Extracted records

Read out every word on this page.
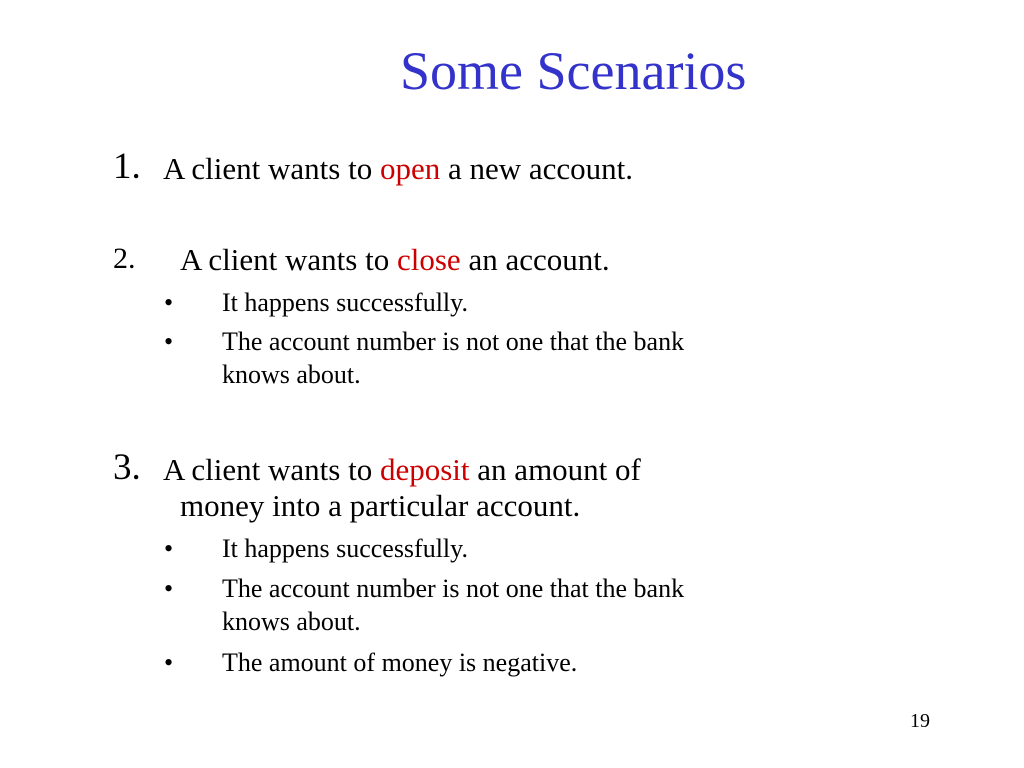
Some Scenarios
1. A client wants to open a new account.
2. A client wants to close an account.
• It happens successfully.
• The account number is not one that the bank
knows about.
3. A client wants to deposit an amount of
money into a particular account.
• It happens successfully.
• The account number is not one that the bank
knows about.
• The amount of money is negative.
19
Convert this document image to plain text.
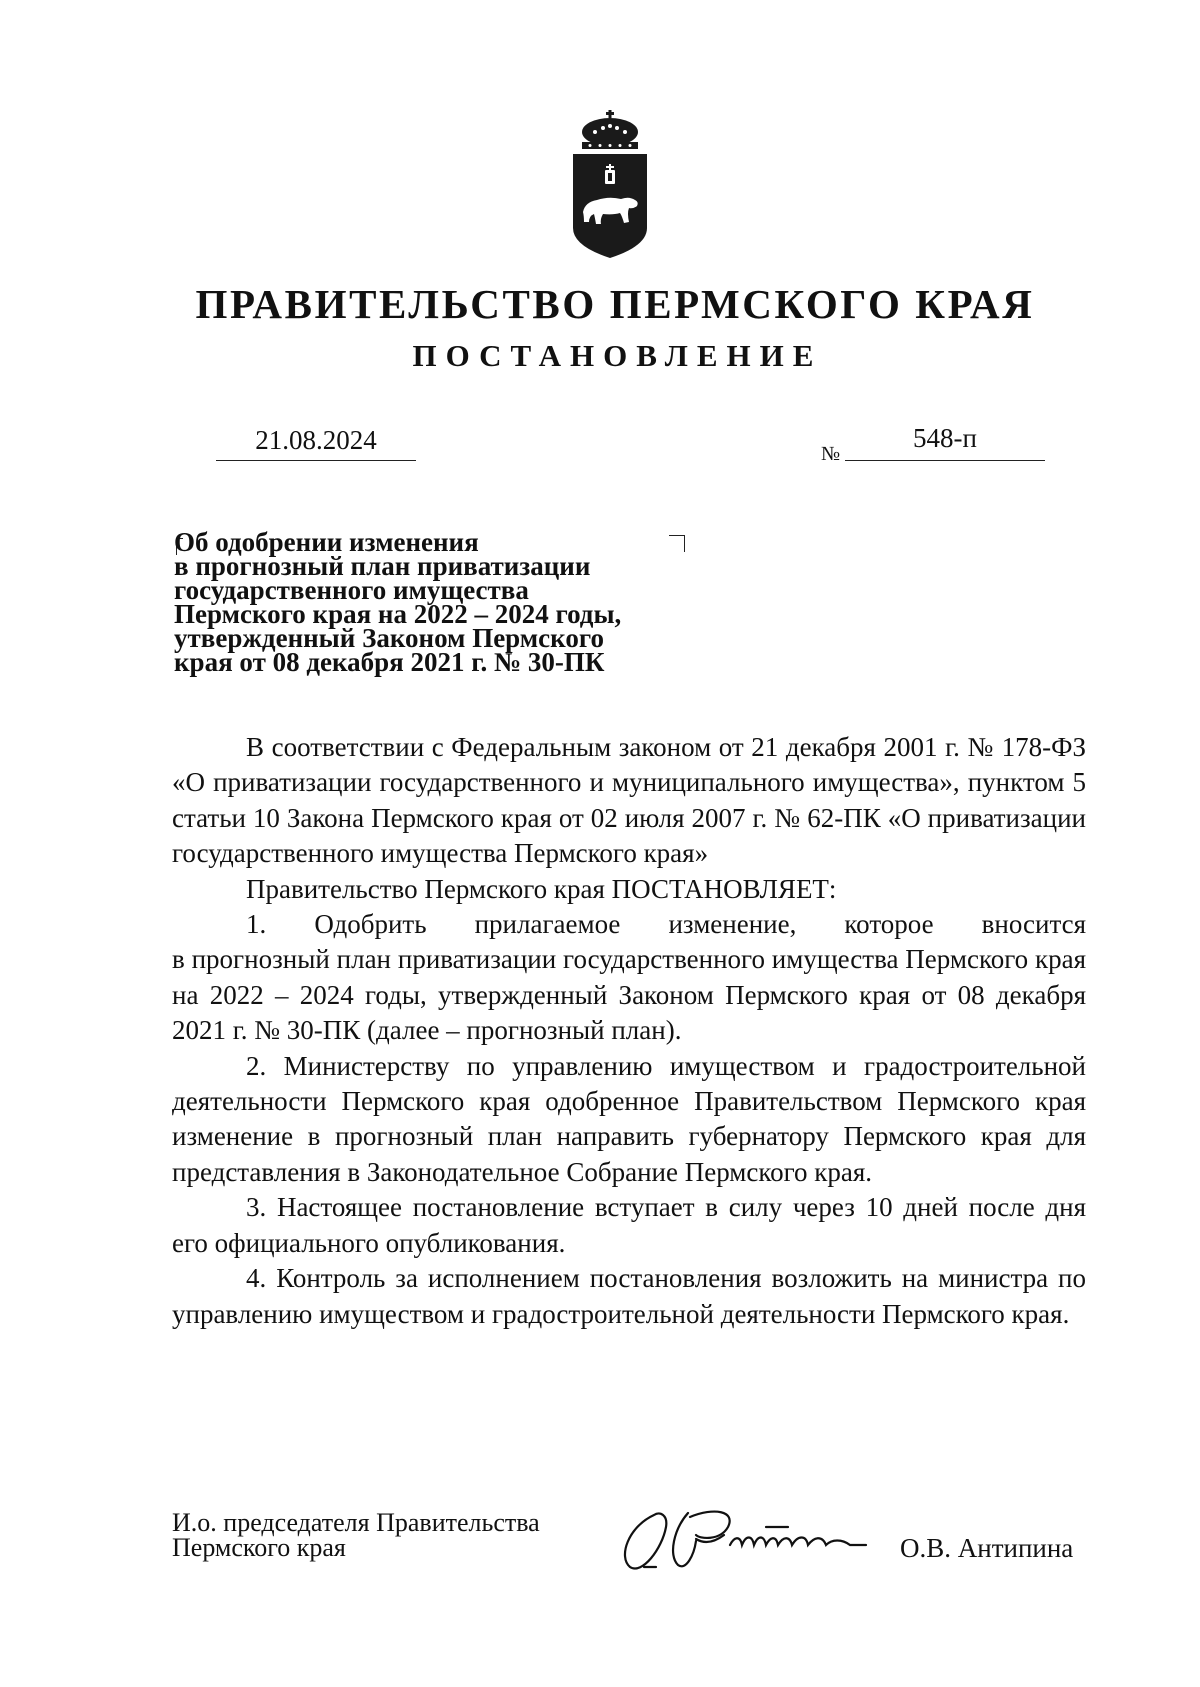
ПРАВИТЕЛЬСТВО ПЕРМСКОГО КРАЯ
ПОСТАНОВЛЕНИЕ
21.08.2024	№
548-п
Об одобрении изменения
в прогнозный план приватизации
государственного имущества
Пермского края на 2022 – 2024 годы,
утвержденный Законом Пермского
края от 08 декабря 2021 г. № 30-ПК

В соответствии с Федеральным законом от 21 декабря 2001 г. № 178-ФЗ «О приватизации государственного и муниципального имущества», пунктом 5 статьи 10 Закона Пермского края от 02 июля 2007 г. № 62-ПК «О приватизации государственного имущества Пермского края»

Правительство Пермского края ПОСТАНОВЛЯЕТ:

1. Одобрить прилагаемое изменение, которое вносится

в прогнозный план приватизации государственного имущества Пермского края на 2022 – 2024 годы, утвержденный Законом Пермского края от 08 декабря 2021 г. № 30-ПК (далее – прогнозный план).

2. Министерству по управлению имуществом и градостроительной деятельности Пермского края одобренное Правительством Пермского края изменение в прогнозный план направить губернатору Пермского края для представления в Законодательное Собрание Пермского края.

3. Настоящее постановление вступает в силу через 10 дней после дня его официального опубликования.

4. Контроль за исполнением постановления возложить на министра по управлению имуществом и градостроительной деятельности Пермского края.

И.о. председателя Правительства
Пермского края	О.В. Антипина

• Exercise: Pick out, from the lines above, every one that contains the string "деятельности".

• Task result:
2. Министерству по управлению имуществом и градостроительной деятельности Пермского края одобренное Правительством Пермского края изменение в прогнозный план направить губернатору Пермского края для представления в Законодательное Собрание Пермского края.
4. Контроль за исполнением постановления возложить на министра по управлению имуществом и градостроительной деятельности Пермского края.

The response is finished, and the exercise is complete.